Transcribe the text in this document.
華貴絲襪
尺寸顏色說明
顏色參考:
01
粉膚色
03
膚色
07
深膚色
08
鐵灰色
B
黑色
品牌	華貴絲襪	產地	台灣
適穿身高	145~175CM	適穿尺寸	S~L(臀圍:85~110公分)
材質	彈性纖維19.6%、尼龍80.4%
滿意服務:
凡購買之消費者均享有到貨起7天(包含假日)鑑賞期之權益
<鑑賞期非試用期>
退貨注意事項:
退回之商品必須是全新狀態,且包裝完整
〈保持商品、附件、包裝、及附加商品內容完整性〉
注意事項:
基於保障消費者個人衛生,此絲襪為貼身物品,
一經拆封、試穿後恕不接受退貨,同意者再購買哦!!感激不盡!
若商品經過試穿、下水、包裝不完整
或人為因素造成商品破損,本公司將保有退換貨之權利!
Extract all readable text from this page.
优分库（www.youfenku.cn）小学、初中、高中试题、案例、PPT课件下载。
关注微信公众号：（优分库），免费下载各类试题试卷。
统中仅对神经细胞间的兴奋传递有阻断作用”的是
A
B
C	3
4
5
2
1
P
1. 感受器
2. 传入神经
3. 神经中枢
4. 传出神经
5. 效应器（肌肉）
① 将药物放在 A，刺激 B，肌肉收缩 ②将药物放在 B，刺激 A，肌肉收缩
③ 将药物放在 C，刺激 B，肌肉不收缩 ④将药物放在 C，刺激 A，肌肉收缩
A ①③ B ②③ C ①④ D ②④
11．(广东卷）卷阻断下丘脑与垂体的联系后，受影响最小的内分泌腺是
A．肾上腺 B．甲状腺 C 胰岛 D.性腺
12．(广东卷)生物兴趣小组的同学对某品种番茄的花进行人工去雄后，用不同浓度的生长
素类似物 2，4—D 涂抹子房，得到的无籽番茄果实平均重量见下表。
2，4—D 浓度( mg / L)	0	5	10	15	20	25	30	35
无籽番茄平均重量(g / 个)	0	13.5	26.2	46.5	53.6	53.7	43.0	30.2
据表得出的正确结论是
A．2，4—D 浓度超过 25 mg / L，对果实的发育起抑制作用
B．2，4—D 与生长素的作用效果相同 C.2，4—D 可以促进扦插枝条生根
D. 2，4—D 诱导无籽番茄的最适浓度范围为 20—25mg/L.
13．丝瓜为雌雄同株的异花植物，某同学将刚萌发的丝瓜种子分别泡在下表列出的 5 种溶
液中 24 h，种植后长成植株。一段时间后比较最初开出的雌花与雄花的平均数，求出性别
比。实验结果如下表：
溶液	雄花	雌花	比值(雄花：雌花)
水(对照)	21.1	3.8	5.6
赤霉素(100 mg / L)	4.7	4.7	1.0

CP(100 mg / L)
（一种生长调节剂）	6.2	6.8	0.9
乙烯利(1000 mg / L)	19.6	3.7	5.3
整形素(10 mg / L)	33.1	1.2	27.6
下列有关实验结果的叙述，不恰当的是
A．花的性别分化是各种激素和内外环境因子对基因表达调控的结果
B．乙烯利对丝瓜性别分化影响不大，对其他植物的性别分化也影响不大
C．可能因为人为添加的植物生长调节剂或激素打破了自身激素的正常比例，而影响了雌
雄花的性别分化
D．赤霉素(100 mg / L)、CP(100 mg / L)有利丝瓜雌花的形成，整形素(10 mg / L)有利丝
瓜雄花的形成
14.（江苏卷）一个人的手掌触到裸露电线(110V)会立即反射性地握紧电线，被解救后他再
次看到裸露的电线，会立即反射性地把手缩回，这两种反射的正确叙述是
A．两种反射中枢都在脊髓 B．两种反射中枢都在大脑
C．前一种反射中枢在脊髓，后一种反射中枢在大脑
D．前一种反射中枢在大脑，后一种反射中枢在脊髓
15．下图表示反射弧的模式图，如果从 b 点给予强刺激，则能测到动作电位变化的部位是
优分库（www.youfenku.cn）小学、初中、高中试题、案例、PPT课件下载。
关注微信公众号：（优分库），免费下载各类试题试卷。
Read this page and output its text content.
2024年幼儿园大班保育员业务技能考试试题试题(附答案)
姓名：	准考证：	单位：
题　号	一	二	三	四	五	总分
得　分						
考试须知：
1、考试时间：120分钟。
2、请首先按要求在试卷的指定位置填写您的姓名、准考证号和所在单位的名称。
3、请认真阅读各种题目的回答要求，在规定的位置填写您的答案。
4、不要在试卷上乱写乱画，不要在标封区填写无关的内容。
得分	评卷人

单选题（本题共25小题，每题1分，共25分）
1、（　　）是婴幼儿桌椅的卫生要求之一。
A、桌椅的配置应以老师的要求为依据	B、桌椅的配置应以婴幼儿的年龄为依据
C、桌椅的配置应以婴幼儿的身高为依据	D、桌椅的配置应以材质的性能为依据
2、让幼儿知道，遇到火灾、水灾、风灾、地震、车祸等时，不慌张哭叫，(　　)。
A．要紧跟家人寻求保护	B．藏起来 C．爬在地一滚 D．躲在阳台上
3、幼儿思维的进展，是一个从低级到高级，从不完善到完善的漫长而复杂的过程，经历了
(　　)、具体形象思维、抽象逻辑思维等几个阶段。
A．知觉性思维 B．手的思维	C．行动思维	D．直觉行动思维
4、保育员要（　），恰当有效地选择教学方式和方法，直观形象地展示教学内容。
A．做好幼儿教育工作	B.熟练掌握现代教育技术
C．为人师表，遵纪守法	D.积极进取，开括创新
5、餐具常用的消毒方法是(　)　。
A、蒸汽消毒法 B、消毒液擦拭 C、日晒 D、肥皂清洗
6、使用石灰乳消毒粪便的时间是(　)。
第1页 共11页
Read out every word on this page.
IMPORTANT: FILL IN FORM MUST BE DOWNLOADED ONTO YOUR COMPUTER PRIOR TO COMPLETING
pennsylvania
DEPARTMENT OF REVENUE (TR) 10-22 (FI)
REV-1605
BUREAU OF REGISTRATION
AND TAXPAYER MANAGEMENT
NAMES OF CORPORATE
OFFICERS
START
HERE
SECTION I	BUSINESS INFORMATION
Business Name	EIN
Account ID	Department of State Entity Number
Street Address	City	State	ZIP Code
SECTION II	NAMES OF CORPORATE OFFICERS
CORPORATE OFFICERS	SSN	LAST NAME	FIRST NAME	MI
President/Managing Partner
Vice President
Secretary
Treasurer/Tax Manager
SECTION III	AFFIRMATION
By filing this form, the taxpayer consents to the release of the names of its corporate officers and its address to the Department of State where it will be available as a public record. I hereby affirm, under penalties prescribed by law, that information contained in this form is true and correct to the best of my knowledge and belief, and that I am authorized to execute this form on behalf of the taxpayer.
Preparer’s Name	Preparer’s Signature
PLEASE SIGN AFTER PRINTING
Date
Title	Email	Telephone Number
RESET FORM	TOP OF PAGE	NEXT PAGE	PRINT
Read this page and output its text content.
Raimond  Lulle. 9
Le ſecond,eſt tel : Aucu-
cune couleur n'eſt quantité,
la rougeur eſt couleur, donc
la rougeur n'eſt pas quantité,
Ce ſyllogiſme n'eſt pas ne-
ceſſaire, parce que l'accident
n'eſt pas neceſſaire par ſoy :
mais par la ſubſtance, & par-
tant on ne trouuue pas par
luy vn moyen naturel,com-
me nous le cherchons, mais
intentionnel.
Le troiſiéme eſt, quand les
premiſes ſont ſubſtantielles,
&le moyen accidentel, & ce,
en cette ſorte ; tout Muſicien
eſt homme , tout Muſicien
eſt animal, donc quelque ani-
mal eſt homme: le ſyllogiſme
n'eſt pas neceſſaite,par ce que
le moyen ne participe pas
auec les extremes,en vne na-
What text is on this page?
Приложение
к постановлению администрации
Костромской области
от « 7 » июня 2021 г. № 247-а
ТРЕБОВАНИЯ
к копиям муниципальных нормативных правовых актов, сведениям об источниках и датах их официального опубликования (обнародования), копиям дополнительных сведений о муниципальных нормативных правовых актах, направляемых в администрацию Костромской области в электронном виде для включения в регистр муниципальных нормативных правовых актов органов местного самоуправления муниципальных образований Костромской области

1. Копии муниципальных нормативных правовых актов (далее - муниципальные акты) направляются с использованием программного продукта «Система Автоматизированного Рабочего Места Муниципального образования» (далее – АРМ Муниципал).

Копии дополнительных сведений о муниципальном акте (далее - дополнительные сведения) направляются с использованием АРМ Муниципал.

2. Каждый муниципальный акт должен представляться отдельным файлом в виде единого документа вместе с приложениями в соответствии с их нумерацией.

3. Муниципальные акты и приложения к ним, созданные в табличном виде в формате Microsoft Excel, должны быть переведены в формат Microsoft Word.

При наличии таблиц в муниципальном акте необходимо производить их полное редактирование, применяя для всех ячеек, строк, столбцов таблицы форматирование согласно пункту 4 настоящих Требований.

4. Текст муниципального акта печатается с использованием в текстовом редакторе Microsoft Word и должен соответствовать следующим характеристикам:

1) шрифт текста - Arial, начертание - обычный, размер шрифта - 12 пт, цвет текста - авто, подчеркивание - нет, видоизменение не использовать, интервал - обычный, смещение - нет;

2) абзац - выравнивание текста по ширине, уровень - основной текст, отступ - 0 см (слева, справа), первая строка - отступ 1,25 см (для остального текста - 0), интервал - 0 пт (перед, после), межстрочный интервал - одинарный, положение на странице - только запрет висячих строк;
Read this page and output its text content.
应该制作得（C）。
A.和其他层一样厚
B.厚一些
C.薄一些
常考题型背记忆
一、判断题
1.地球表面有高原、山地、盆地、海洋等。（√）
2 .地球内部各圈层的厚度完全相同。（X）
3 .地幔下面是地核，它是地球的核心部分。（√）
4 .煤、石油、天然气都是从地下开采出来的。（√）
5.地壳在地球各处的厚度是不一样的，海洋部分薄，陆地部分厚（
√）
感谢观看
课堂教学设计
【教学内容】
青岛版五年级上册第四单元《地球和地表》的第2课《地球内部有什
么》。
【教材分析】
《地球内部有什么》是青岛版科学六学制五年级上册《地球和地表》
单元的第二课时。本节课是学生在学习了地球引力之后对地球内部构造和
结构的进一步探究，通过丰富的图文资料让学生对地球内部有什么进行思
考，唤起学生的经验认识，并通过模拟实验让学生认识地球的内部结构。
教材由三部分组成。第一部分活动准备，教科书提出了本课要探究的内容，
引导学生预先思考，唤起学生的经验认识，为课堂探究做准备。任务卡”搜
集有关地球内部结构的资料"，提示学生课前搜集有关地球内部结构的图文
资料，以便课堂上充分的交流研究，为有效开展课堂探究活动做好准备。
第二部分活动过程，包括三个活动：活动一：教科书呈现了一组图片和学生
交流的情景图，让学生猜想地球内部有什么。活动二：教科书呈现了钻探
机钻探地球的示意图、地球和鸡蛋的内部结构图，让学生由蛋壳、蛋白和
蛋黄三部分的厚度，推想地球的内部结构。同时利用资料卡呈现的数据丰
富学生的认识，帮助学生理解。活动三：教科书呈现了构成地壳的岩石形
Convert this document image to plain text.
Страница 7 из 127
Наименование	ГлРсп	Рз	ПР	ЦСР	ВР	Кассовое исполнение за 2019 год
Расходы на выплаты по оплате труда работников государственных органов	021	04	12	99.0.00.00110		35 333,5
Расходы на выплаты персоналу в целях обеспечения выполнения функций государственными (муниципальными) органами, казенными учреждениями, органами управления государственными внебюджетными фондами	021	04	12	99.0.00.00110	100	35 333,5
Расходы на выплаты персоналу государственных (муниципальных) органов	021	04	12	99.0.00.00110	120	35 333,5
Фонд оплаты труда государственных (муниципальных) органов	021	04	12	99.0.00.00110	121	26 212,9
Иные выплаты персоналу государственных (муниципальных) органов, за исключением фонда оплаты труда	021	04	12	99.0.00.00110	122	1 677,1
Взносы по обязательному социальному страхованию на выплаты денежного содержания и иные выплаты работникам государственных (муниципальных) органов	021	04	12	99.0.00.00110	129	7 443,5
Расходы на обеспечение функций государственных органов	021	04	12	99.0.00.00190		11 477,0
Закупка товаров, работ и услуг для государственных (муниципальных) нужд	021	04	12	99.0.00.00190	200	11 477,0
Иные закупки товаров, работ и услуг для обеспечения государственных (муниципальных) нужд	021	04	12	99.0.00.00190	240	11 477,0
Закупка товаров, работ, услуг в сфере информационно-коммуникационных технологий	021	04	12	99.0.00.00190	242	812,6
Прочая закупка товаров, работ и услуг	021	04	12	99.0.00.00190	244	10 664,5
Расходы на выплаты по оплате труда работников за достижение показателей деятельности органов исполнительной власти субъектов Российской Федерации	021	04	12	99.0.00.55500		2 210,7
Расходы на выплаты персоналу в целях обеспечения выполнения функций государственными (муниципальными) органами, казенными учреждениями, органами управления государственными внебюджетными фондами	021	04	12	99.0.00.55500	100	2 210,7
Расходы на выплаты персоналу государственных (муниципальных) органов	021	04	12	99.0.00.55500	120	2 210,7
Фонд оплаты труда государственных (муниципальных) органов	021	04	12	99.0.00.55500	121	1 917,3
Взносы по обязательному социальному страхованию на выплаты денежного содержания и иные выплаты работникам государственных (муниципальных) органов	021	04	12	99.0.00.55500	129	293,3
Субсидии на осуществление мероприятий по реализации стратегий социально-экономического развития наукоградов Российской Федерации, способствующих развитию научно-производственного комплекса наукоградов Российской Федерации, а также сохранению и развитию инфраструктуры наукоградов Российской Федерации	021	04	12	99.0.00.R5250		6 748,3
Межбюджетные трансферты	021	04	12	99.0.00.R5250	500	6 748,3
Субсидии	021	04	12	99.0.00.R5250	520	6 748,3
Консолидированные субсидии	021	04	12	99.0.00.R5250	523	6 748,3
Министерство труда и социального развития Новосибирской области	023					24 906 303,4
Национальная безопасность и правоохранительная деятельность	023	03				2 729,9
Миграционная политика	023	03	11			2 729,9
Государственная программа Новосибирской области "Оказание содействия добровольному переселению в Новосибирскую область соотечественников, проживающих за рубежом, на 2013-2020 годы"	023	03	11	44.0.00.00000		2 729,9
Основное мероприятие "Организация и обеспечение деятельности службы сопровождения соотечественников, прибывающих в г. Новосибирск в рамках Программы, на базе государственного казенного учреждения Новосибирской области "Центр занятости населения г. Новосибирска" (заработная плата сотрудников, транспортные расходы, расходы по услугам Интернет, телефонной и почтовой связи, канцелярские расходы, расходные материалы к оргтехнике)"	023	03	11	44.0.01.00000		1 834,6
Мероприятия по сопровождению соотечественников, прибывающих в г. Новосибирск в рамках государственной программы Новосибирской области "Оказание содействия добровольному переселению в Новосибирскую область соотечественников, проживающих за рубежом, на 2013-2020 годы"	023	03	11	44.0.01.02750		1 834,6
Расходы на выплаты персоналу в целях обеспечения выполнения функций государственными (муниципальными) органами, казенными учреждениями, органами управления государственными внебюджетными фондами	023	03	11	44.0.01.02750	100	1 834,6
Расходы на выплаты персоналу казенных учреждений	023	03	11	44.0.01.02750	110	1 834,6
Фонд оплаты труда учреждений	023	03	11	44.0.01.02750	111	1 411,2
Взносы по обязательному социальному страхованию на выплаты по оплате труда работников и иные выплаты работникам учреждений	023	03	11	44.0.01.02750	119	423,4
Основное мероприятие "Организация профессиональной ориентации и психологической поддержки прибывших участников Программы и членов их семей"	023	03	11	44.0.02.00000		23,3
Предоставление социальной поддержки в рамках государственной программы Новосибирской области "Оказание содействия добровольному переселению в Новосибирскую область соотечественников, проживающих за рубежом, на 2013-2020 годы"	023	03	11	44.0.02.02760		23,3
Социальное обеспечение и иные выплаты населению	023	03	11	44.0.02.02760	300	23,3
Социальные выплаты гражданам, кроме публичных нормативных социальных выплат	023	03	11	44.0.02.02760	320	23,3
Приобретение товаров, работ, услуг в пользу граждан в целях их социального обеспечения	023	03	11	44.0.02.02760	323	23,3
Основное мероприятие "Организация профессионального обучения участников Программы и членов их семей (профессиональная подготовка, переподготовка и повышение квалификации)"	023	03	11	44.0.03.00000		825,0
········
• _WHAT THE EXERCISE ASKS_
From the listing above, return each line with the word "социального".

• _EXERCISE SOLUTION_
Министерство труда и социального развития Новосибирской области	023					24 906 303,4
Приобретение товаров, работ, услуг в пользу граждан в целях их социального обеспечения	023	03	11	44.0.02.02760	323	23,3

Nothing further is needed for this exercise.